WHAT TO DO: Every line that holds the string "דהכא" is to be identified and copied.

TASK DATA:
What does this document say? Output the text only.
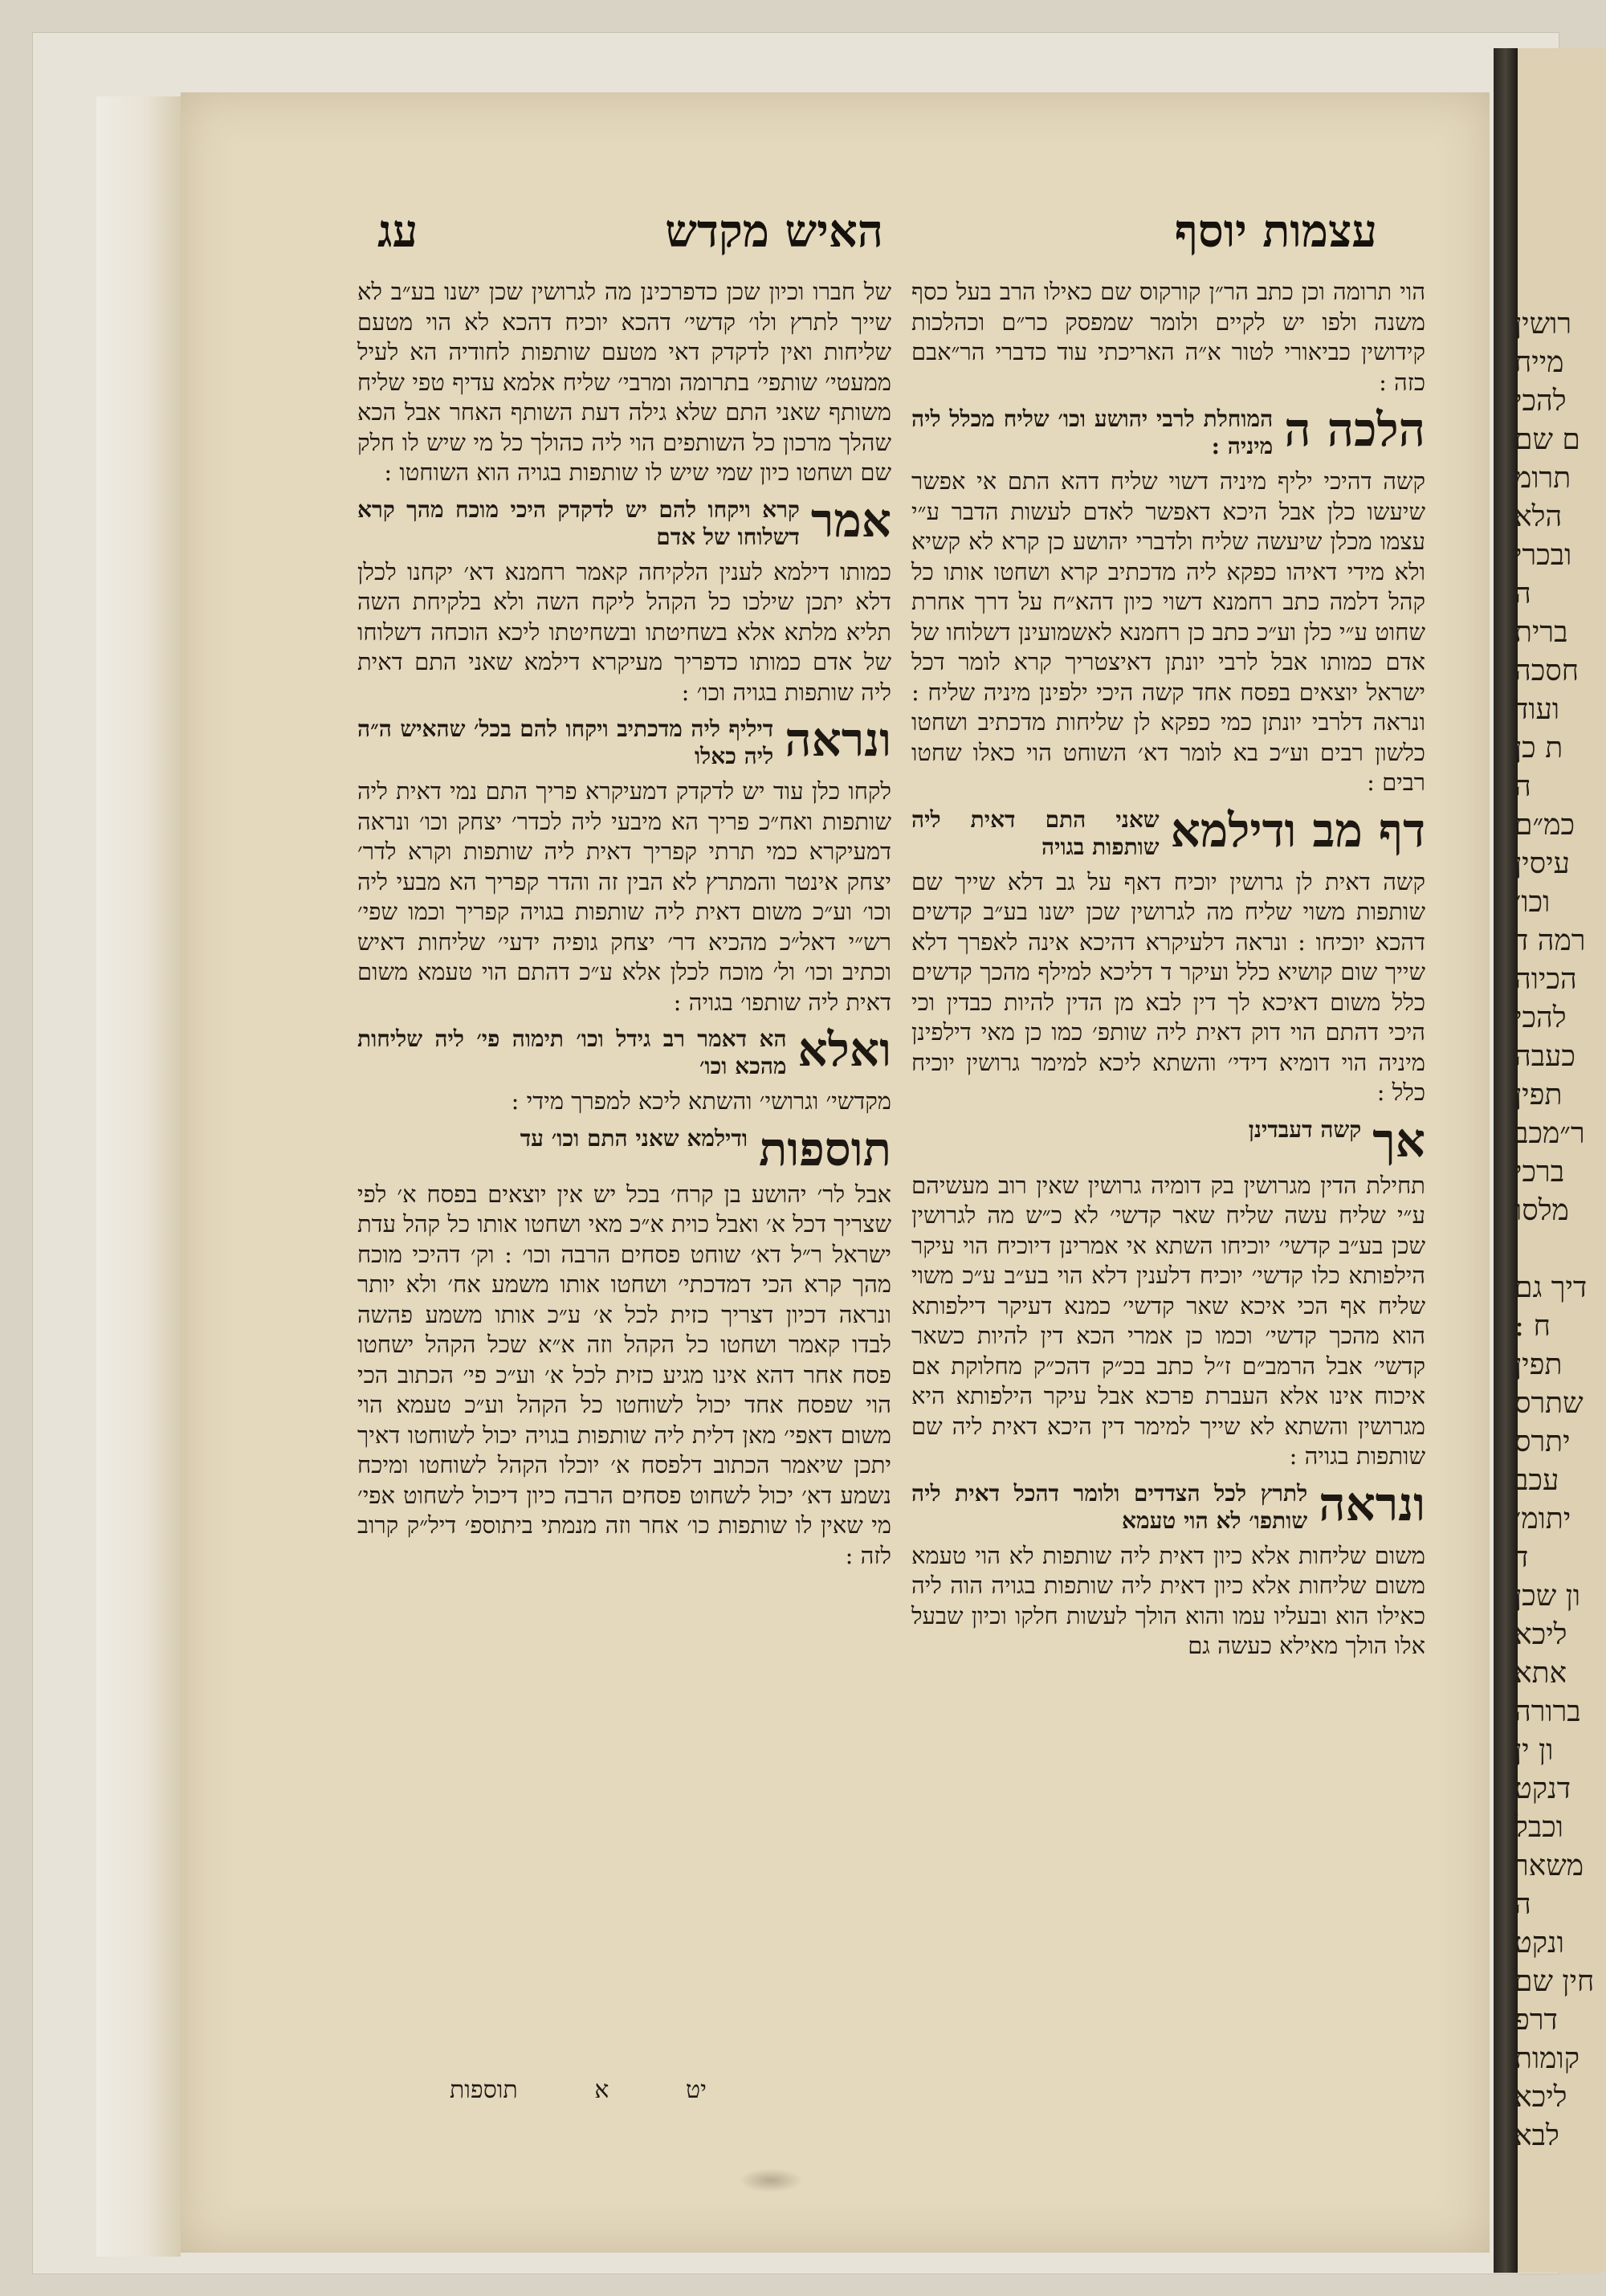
רושין
מייח
להכי
ם שם
תרומ
הלא
ובכרי
ה
ברית
חסכה
ועוד
ת כן
ה
כמ״ם
עיסין
וכו׳
רמה ד
הכיוה
להכי
כעבה
תפין
ר״מכב
ברכי
מלסו

דיך גם
ח :
תפין
שתרס
יתרס
עכב
יתומ׳
ד
ון שכן
ליכא
אתא
ברורה
ון ין
דנקט
וכבל
משאר
ה
ונקט
חין שם
דרפ
קומות
ליכא
לבא
עצמות יוסף
עג	האיש מקדש

הוי תרומה וכן כתב הר״ן קורקוס שם כאילו הרב בעל כסף משנה ולפו יש לקיים ולומר שמפסק כר״ם וכהלכות קידושין כביאורי לטור א״ה האריכתי עוד כדברי הר״אבם כזה :

הלכה ה
המוחלת לרבי יהושע וכו׳ שליח מכלל ליה מיניה :

קשה דהיכי יליף מיניה דשוי שליח דהא התם אי אפשר שיעשו כלן אבל היכא דאפשר לאדם לעשות הדבר ע״י עצמו מכלן שיעשה שליח ולדברי יהושע כן קרא לא קשיא ולא מידי דאיהו כפקא ליה מדכתיב קרא ושחטו אותו כל קהל דלמה כתב רחמנא דשוי כיון דהא״ח על דרך אחרת שחוט ע״י כלן וע״כ כתב כן רחמנא לאשמועינן דשלוחו של אדם כמותו אבל לרבי יונתן דאיצטריך קרא לומר דכל ישראל יוצאים בפסח אחד קשה היכי ילפינן מיניה שליח : ונראה דלרבי יונתן כמי כפקא לן שליחות מדכתיב ושחטו כלשון רבים וע״כ בא לומר דא׳ השוחט הוי כאלו שחטו רבים :

דף מב ודילמא
שאני התם דאית ליה שותפות בגויה

קשה דאית לן גרושין יוכיח דאף על גב דלא שייך שם שותפות משוי שליח מה לגרושין שכן ישנו בע״ב קדשים דהכא יוכיחו : ונראה דלעיקרא דהיכא אינה לאפרך דלא שייך שום קושיא כלל ועיקר ד דליכא למילף מהכך קדשים כלל משום דאיכא לך דין לבא מן הדין להיות כבדין וכי היכי דהתם הוי דוק דאית ליה שותפ׳ כמו כן מאי דילפינן מיניה הוי דומיא דידי׳ והשתא ליכא למימר גרושין יוכיח כלל :

אך
קשה דעבדינן

תחילת הדין מגרושין בק דומיה גרושין שאין רוב מעשיהם ע״י שליח עשה שליח שאר קדשי׳ לא כ״ש מה לגרושין שכן בע״ב קדשי׳ יוכיחו השתא אי אמרינן דיוכיח הוי עיקר הילפותא כלו קדשי׳ יוכיח דלענין דלא הוי בע״ב ע״כ משוי שליח אף הכי איכא שאר קדשי׳ כמנא דעיקר דילפותא הוא מהכך קדשי׳ וכמו כן אמרי הכא דין להיות כשאר קדשי׳ אבל הרמב״ם ז״ל כתב בכ״ק דהכ״ק מחלוקת אם איכוח אינו אלא העברת פרכא אבל עיקר הילפותא היא מגרושין והשתא לא שייך למימר דין היכא דאית ליה שם שותפות בגויה :

ונראה
לתרץ לכל הצדדים ולומר דהכל דאית ליה שותפו׳ לא הוי טעמא

משום שליחות אלא כיון דאית ליה שותפות לא הוי טעמא משום שליחות אלא כיון דאית ליה שותפות בגויה הוה ליה כאילו הוא ובעליו עמו והוא הולך לעשות חלקו וכיון שבעל אלו הולך מאילא כעשה גם

של חברו וכיון שכן כדפרכינן מה לגרושין שכן ישנו בע״ב לא שייך לתרץ ולו׳ קדשי׳ דהכא יוכיח דהכא לא הוי מטעם שליחות ואין לדקדק דאי מטעם שותפות לחודיה הא לעיל ממעטי׳ שותפי׳ בתרומה ומרבי׳ שליח אלמא עדיף טפי שליח משותף שאני התם שלא גילה דעת השותף האחר אבל הכא שהלך מרכון כל השותפים הוי ליה כהולך כל מי שיש לו חלק שם ושחטו כיון שמי שיש לו שותפות בגויה הוא השוחטו :

אמר
קרא ויקחו להם יש לדקדק היכי מוכח מהך קרא דשלוחו של אדם

כמותו דילמא לענין הלקיחה קאמר רחמנא דא׳ יקחנו לכלן דלא יתכן שילכו כל הקהל ליקח השה ולא בלקיחת השה תליא מלתא אלא בשחיטתו ובשחיטתו ליכא הוכחה דשלוחו של אדם כמותו כדפריך מעיקרא דילמא שאני התם דאית ליה שותפות בגויה וכו׳ :

ונראה
דיליף ליה מדכתיב ויקחו להם בכל׳ שהאיש ה״ה ליה כאלו

לקחו כלן עוד יש לדקדק דמעיקרא פריך התם נמי דאית ליה שותפות ואח״כ פריך הא מיבעי ליה לכדר׳ יצחק וכו׳ ונראה דמעיקרא כמי תרתי קפריך דאית ליה שותפות וקרא לדר׳ יצחק אינטר והמתרץ לא הבין זה והדר קפריך הא מבעי ליה וכו׳ וע״כ משום דאית ליה שותפות בגויה קפריך וכמו שפי׳ רש״י דאל״כ מהכיא דר׳ יצחק גופיה ידעי׳ שליחות דאיש וכתיב וכו׳ ול׳ מוכח לכלן אלא ע״כ דהתם הוי טעמא משום דאית ליה שותפו׳ בגויה :

ואלא
הא דאמר רב גידל וכו׳ תימוה פי׳ ליה שליחות מהכא וכו׳

מקדשי׳ וגרושי׳ והשתא ליכא למפרך מידי :

תוספות
ודילמא שאני התם וכו׳ עד

אבל לר׳ יהושע בן קרח׳ בכל יש אין יוצאים בפסח א׳ לפי שצריך דכל א׳ ואבל כוית א״כ מאי ושחטו אותו כל קהל עדת ישראל ר״ל דא׳ שוחט פסחים הרבה וכו׳ : וק׳ דהיכי מוכח מהך קרא הכי דמדכתי׳ ושחטו אותו משמע אח׳ ולא יותר ונראה דכיון דצריך כזית לכל א׳ ע״כ אותו משמע פהשה לבדו קאמר ושחטו כל הקהל וזה א״א שכל הקהל ישחטו פסח אחר דהא אינו מגיע כזית לכל א׳ וע״כ פי׳ הכתוב הכי הוי שפסח אחד יכול לשוחטו כל הקהל וע״כ טעמא הוי משום דאפי׳ מאן דלית ליה שותפות בגויה יכול לשוחטו דאיך יתכן שיאמר הכתוב דלפסח א׳ יוכלו הקהל לשוחטו ומיכח נשמע דא׳ יכול לשחוט פסחים הרבה כיון דיכול לשחוט אפי׳ מי שאין לו שותפות כו׳ אחר וזה מנמתי ביתוספ׳ דיל״ק קרוב לזה :

יט
א
תוספות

ANSWER FOR THIS EXERCISE:
קשה דאית לן גרושין יוכיח דאף על גב דלא שייך שם שותפות משוי שליח מה לגרושין שכן ישנו בע״ב קדשים דהכא יוכיחו : ונראה דלעיקרא דהיכא אינה לאפרך דלא שייך שום קושיא כלל ועיקר ד דליכא למילף מהכך קדשים כלל משום דאיכא לך דין לבא מן הדין להיות כבדין וכי היכי דהתם הוי דוק דאית ליה שותפ׳ כמו כן מאי דילפינן מיניה הוי דומיא דידי׳ והשתא ליכא למימר גרושין יוכיח כלל :
של חברו וכיון שכן כדפרכינן מה לגרושין שכן ישנו בע״ב לא שייך לתרץ ולו׳ קדשי׳ דהכא יוכיח דהכא לא הוי מטעם שליחות ואין לדקדק דאי מטעם שותפות לחודיה הא לעיל ממעטי׳ שותפי׳ בתרומה ומרבי׳ שליח אלמא עדיף טפי שליח משותף שאני התם שלא גילה דעת השותף האחר אבל הכא שהלך מרכון כל השותפים הוי ליה כהולך כל מי שיש לו חלק שם ושחטו כיון שמי שיש לו שותפות בגויה הוא השוחטו :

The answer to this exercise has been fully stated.